Na história secreta do cartão de crédito são feitas duas afirmações que deveriam merecer bastante atenção. “Com cartão você pode tudo. Menos pagar a fatura”. Infelizmente, a maioria dá atenção apenas a primeira e negligencia a segunda. E ao agir assim, valida a seguinte passagem do livro O paradoxo do tempo – Você vive preso ao passado, viciado no presente ou refém do futuro?, de Philip Zimbardo & John Boyd.
“O lema de quem é orientado para o presente hedonista é o seguinte: “Se isso te faz sentir bem, então compre”. O entusiasmo dessas pessoas por viver é caro, o que se torna um obstáculo para atividades chatas, como pagar as contas. Como conseqüência, as pessoas com pontuação alta na escala do presente hedonista acabam pagando duas vezes pela mesma coisa. Elas começam pagando a primeira vez, e depois o fazem novamente por causa dos juros do cartão de crédito e juros por atraso. Gaste um pouco com diversão, mas planeje suas compras de acordo com o que você tem, para não terminar pagando duas vezes pela mesma coisa.”

Trecho da fonte:
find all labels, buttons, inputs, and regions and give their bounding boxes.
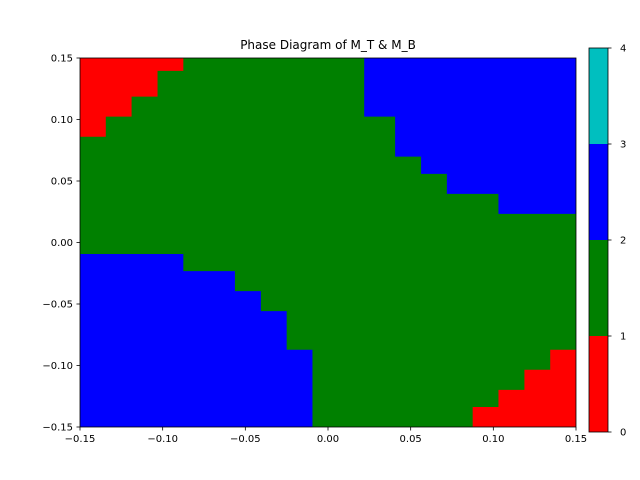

Enunciado escrito 1:
As afirmações abaixo estão de acordo com o trecho sobre o cartão de crédito? Responda sim ou não a cada uma e cite as palavras decisivas do trecho, sem alterá-las.
(a) O livro citado é de Philip Zimbardo e John Boyd.
(b) A maioria das pessoas dá atenção às duas afirmações sobre o cartão.
(c) Quem tem pontuação alta na escala do presente hedonista acaba pagando duas vezes pela mesma coisa.
Enunciado escrito 2: Segundo o trecho sobre o cartão de crédito, qual é o lema de quem é orientado para o presente hedonista?
Enunciado escrito 3: Redigite o trecho sobre o cartão de crédito, desde "Na história secreta" até "Zimbardo & John Boyd.", sem mudar nada.
A listagem não tem papel algum nesta atividade.

Resposta do exercício 1:
(a) Sim: "de Philip Zimbardo & John Boyd".
(b) Não: "a maioria dá atenção apenas a primeira e negligencia a segunda".
(c) Sim: "as pessoas com pontuação alta na escala do presente hedonista acabam pagando duas vezes pela mesma coisa".

Resposta do exercício 2: "Se isso te faz sentir bem, então compre."

Resposta do exercício 3:
Na história secreta do cartão de crédito são feitas duas afirmações que deveriam merecer bastante atenção. “Com cartão você pode tudo. Menos pagar a fatura”. Infelizmente, a maioria dá atenção apenas a primeira e negligencia a segunda. E ao agir assim, valida a seguinte passagem do livro O paradoxo do tempo – Você vive preso ao passado, viciado no presente ou refém do futuro?, de Philip Zimbardo & John Boyd.